ÉNONCÉ A - Dans l'extrait sur la lutte contre le conspirationnisme, dans quel but la tribune Facebook de monsieur Valls est-elle confrontée au discours prononcé par la ministre lors de la Journée d'études « Réagir face aux théories du complot » ?

EXTRAIT DE PAGE -
Je voudrais, Madame la Ministre, à ce stade de mon argumentation, vous soumettre la lettre que j’ai envoyée à monsieur Valls6 alors qu’il était premier ministre, au sujet d’une tribune Facebook qu’il publia pour s’attaquer à des chercheurs qui critiquaient l’écrivain algérien Kamel Daoud. Je reprochais à l’ancien premier ministre de légitimer des procédés conspirationnistes et de compliquer notre tâche. Pour démontrer ma thèse, j’ai confronté la tribune Facebook du premier ministre de l’époque au discours7 que vous avez prononcé lors de la Journée d’études « Réagir face aux théories du complot ». D’une irrésistible drôlerie, votre propos n’en était pas moins riche et profond ; il me fut d’une aide précieuse dans mon travail.
Je pense que l’étude de l’article Facebook de monsieur Valls peut utilement compléter celle des allégations complotistes de monsieur Fillon.
En somme, Madame la Ministre, il m’a semblé que vos déclarations du 1er mars sur France Culture ouvraient une voie intellectuellement prometteuse qui nous faisait espérer une plus grande cohérence dans ce formidable mouvement de lutte contre le conspirationnisme8 dans lequel nous sommes engagés.
Mais l’indéniable cohérence intellectuelle qu’il y aurait à inclure les propos de messieurs Valls ou Fillon dans l’étude du conspirationnisme est-elle compatible avec la sérénité qui doit prévaloir dans nos établissements ? Il se pourrait que conférer un minimum de cohérence à l’étude du conspirationnisme soit une démarche d’une mise en œuvre peu aisée et fort onéreuse pour des équipes déjà surchargées. Ne faudrait-il pas dès lors que l’École se recentre sur ses missions fondamentales après avoir clos cette période singulière qui, après les attentats de Charlie Hebdo, nous a vu endosser des missions qui parfois nous dépassent ? N’est-il pas plus opportun de lutter contre les inégalités scolaires, ce chantier formidable dont vous avez courageusement pointé l’urgente et impérieuse nécessité, que de nous épuiser à creuser des notions aussi mal définies que le conspirationnisme ?
Poser une question ou formuler un vœu, cela va de soi, ne saurait conduire le fonctionnaire que je suis à se soustraire à l’obligation de lutter contre le conspirationnisme dans le cadre de notre formidable mobilisation. À ce titre, je me permettrai bientôt, Madame la Ministre, de soumettre à votre sagesse, des propositions concrètes que j’ai formulées avec timidité et peu de succès lors du stage mentionné. Vos déclarations, par lesquelles, sans le savoir, vous me donniez raison contre l’inspecteur sur la question du conspirationnisme de monsieur Fillon, me font concevoir qu’il puisse aller de même de ces autres propositions.

EXTRAITS DE DONNÉES -
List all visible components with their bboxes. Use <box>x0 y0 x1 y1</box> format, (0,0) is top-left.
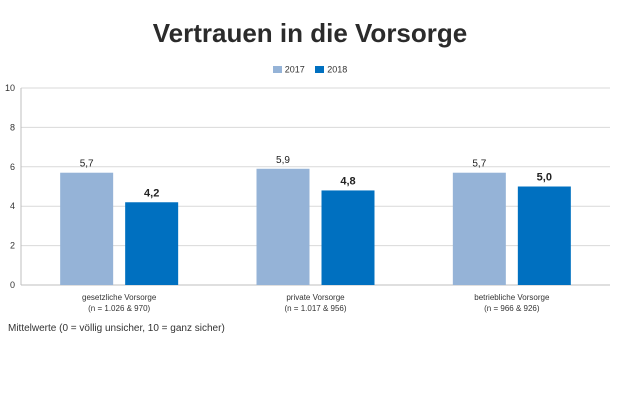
data-label-2018: 5,0 <box>537 172 552 184</box>
data-label-2018: 4,8 <box>340 175 355 187</box>
data-label-2017: 5,7 <box>80 159 94 170</box>
x-tick-label: betriebliche Vorsorge <box>474 293 550 302</box>
x-tick-label: private Vorsorge <box>286 293 345 302</box>
bar-2018 <box>321 190 375 285</box>
footnote: Mittelwerte (0 = völlig unsicher, 10 = g… <box>8 323 225 334</box>
legend-label-2018: 2018 <box>327 64 348 75</box>
legend-swatch-2017 <box>272 66 282 74</box>
y-tick-label: 4 <box>10 201 15 211</box>
y-tick-label: 2 <box>10 241 15 251</box>
legend-label-2017: 2017 <box>284 64 305 75</box>
y-tick-label: 6 <box>10 162 15 172</box>
bar-2018 <box>125 202 179 285</box>
bar-2017 <box>60 172 114 285</box>
legend-item-2017: 2017 <box>272 64 305 75</box>
data-label-2017: 5,9 <box>276 155 290 166</box>
legend-item-2018: 2018 <box>315 64 347 75</box>
data-label-2018: 4,2 <box>144 187 159 199</box>
x-tick-label: (n = 1.017 & 956) <box>284 304 346 313</box>
x-tick-label: gesetzliche Vorsorge <box>82 293 157 302</box>
y-tick-label: 0 <box>10 280 15 290</box>
legend-swatch-2018 <box>315 66 325 74</box>
bar-2017 <box>452 172 506 285</box>
bar-2018 <box>517 186 571 285</box>
y-tick-label: 10 <box>5 83 15 93</box>
y-tick-label: 8 <box>10 122 15 132</box>
data-label-2017: 5,7 <box>472 159 486 170</box>
legend: 2017 2018 <box>0 64 620 75</box>
x-tick-label: (n = 1.026 & 970) <box>88 304 150 313</box>
x-tick-label: (n = 966 & 926) <box>484 304 540 313</box>
bar-2017 <box>256 168 310 285</box>
chart-title: Vertrauen in die Vorsorge <box>152 18 468 48</box>
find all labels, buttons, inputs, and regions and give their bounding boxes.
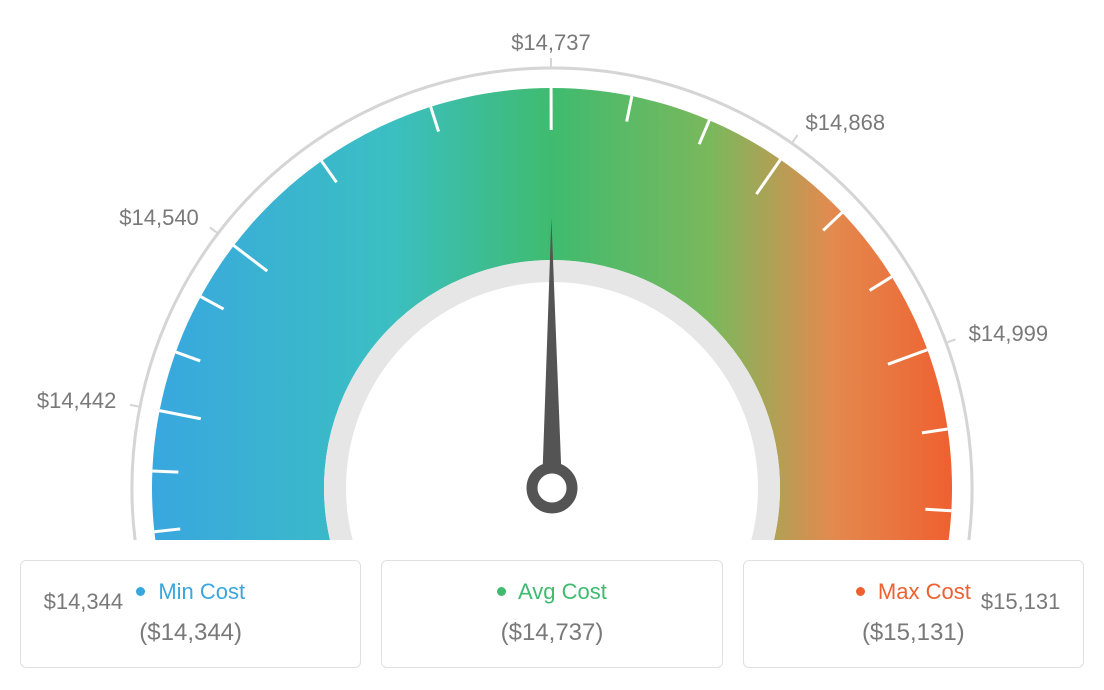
gauge-tick-label: $14,344: [33, 589, 123, 615]
legend-value-avg: ($14,737): [392, 619, 711, 647]
gauge-tick-label: $14,868: [806, 110, 886, 136]
gauge-tick-label: $14,442: [26, 388, 116, 414]
legend-value-max: ($15,131): [754, 619, 1073, 647]
legend-title-text: Max Cost: [878, 579, 971, 604]
dot-icon: [497, 587, 506, 596]
legend-value-min: ($14,344): [31, 619, 350, 647]
legend-title-text: Avg Cost: [518, 579, 607, 604]
legend-row: Min Cost ($14,344) Avg Cost ($14,737) Ma…: [20, 560, 1084, 668]
dot-icon: [136, 587, 145, 596]
gauge-tick-label: $14,999: [969, 321, 1049, 347]
legend-title-avg: Avg Cost: [392, 579, 711, 605]
gauge-tick-label: $14,737: [506, 30, 596, 56]
legend-card-avg: Avg Cost ($14,737): [381, 560, 722, 668]
gauge-svg: [20, 20, 1084, 540]
gauge-tick-label: $14,540: [109, 205, 199, 231]
gauge-chart: $14,344$14,442$14,540$14,737$14,868$14,9…: [20, 20, 1084, 540]
dot-icon: [856, 587, 865, 596]
legend-title-text: Min Cost: [158, 579, 245, 604]
gauge-tick-label: $15,131: [981, 589, 1061, 615]
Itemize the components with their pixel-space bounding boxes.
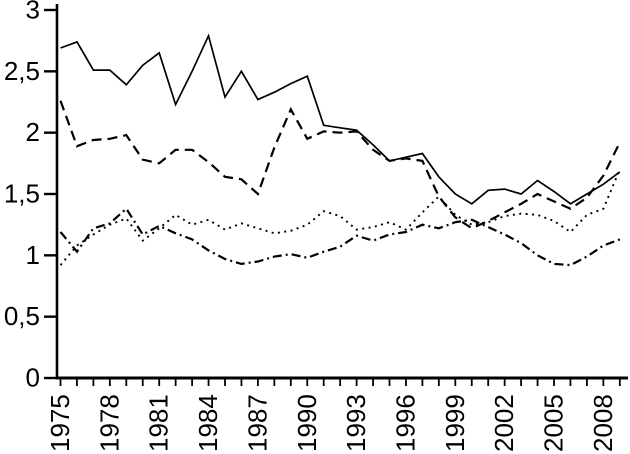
y-tick-label: 2,5: [4, 56, 40, 86]
series-dotted: [59, 169, 621, 266]
x-tick-label: 1996: [390, 394, 420, 452]
y-tick-label: 1: [26, 240, 40, 270]
x-tick-label: 1987: [242, 394, 272, 452]
series-long-dash: [59, 100, 621, 230]
y-tick-label: 2: [26, 117, 40, 147]
x-tick-label: 1990: [292, 394, 322, 452]
x-tick-label: 1993: [341, 394, 371, 452]
series-solid: [60, 33, 621, 205]
x-tick-label: 1981: [144, 394, 174, 452]
x-tick-label: 1978: [94, 394, 124, 452]
x-tick-label: 2005: [539, 394, 569, 452]
y-tick-label: 1,5: [4, 179, 40, 209]
x-tick-label: 2002: [489, 394, 519, 452]
y-tick-label: 0,5: [4, 301, 40, 331]
y-tick-label: 3: [26, 0, 40, 25]
x-tick-label: 1984: [193, 394, 223, 452]
x-tick-label: 1999: [440, 394, 470, 452]
y-tick-label: 0: [26, 363, 40, 393]
x-tick-label: 1975: [45, 394, 75, 452]
x-tick-label: 2008: [588, 394, 618, 452]
series-dash-dot: [59, 207, 621, 267]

ÉNONCÉ B - Reformulez en liste numérotée la portion des enregistrements qui va de la ligne contenant « gauge-tick-label: $14,344: [33, 589, 123, 615] » jusqu'à la ligne contenant « dot-icon: [136, 587, 145, 596] », ces deux lignes comprises.

RÉPONSE ATTENDUE A - Cette confrontation sert à démontrer la thèse de la lettre adressée à monsieur Valls. Selon cette thèse, en publiant cette tribune contre des chercheurs qui critiquaient l'écrivain algérien Kamel Daoud, l'ancien premier ministre légitimait des procédés conspirationnistes et compliquait « notre tâche ».

RÉPONSE ATTENDUE B -
1. gauge-tick-label: $14,344: [33, 589, 123, 615]
2. legend-value-avg: ($14,737): [392, 619, 711, 647]
3. gauge-tick-label: $14,868: [806, 110, 886, 136]
4. gauge-tick-label: $14,442: [26, 388, 116, 414]
5. legend-value-max: ($15,131): [754, 619, 1073, 647]
6. legend-title-text: Max Cost: [878, 579, 971, 604]
7. dot-icon: [497, 587, 506, 596]
8. legend-value-min: ($14,344): [31, 619, 350, 647]
9. legend-title-text: Avg Cost: [518, 579, 607, 604]
10. legend-row: Min Cost ($14,344) Avg Cost ($14,737) Ma…: [20, 560, 1084, 668]
11. dot-icon: [136, 587, 145, 596]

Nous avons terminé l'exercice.